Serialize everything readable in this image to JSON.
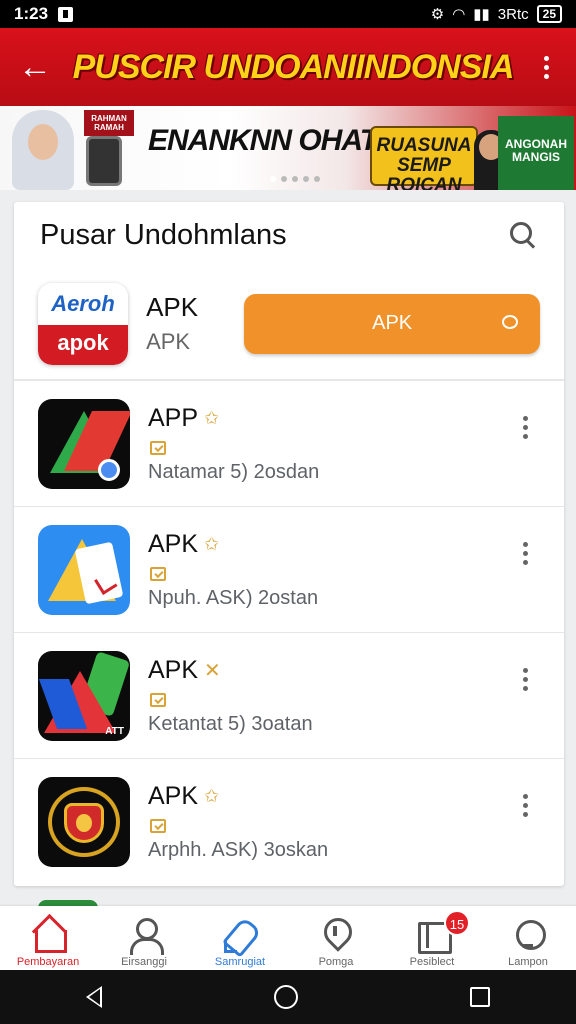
{
  "status": {
    "time": "1:23",
    "network_label": "3Rtc",
    "battery": "25"
  },
  "header": {
    "title": "PUSCIR UNDOANIINDONSIA"
  },
  "banner": {
    "left_badge": "RAHMAN RAMAH",
    "slogan": "ENANKNN OHATN",
    "yellow_box": "RUASUNA SEMP ROICAN",
    "right_box": "ANGONAH MANGIS"
  },
  "list": {
    "title": "Pusar Undohmlans",
    "featured": {
      "icon_top": "Aeroh",
      "icon_bottom": "apok",
      "name": "APK",
      "sub": "APK",
      "button_label": "APK"
    },
    "apps": [
      {
        "name": "APP",
        "badge": "star-icon",
        "desc": "Natamar 5) 2osdan"
      },
      {
        "name": "APK",
        "badge": "star-icon",
        "desc": "Npuh. ASK) 2ostan"
      },
      {
        "name": "APK",
        "badge": "x-icon",
        "desc": "Ketantat 5) 3oatan"
      },
      {
        "name": "APK",
        "badge": "star-icon",
        "desc": "Arphh. ASK) 3oskan"
      }
    ],
    "app3_icon_label": "ATT"
  },
  "bottom_nav": {
    "items": [
      {
        "label": "Pembayaran",
        "icon": "home-icon",
        "active": true
      },
      {
        "label": "Eirsanggi",
        "icon": "user-icon"
      },
      {
        "label": "Samrugiat",
        "icon": "rocket-icon"
      },
      {
        "label": "Pomga",
        "icon": "location-pin-icon"
      },
      {
        "label": "Pesiblect",
        "icon": "book-icon",
        "badge": "15"
      },
      {
        "label": "Lampon",
        "icon": "lightbulb-icon"
      }
    ]
  },
  "colors": {
    "brand_red": "#d9111b",
    "title_yellow": "#ffd21a",
    "button_orange": "#f0912a",
    "active_tab": "#d8232a"
  }
}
::::::::
◆ What you have to do
Nothing in the entries should change as you copy them, except that the pictures are left out.

◆ Written response
Serialize everything readable in this image to JSON.
{
  "status": {
    "time": "1:23",
    "network_label": "3Rtc",
    "battery": "25"
  },
  "header": {
    "title": "PUSCIR UNDOANIINDONSIA"
  },
  "banner": {
    "left_badge": "RAHMAN RAMAH",
    "slogan": "ENANKNN OHATN",
    "yellow_box": "RUASUNA SEMP ROICAN",
    "right_box": "ANGONAH MANGIS"
  },
  "list": {
    "title": "Pusar Undohmlans",
    "featured": {
      "icon_top": "Aeroh",
      "icon_bottom": "apok",
      "name": "APK",
      "sub": "APK",
      "button_label": "APK"
    },
    "apps": [
      {
        "name": "APP",
        "badge": "star-icon",
        "desc": "Natamar 5) 2osdan"
      },
      {
        "name": "APK",
        "badge": "star-icon",
        "desc": "Npuh. ASK) 2ostan"
      },
      {
        "name": "APK",
        "badge": "x-icon",
        "desc": "Ketantat 5) 3oatan"
      },
      {
        "name": "APK",
        "badge": "star-icon",
        "desc": "Arphh. ASK) 3oskan"
      }
    ],
    "app3_icon_label": "ATT"
  },
  "bottom_nav": {
    "items": [
      {
        "label": "Pembayaran",
        "icon": "home-icon",
        "active": true
      },
      {
        "label": "Eirsanggi",
        "icon": "user-icon"
      },
      {
        "label": "Samrugiat",
        "icon": "rocket-icon"
      },
      {
        "label": "Pomga",
        "icon": "location-pin-icon"
      },
      {
        "label": "Pesiblect",
        "icon": "book-icon",
        "badge": "15"
      },
      {
        "label": "Lampon",
        "icon": "lightbulb-icon"
      }
    ]
  },
  "colors": {
    "brand_red": "#d9111b",
    "title_yellow": "#ffd21a",
    "button_orange": "#f0912a",
    "active_tab": "#d8232a"
  }
}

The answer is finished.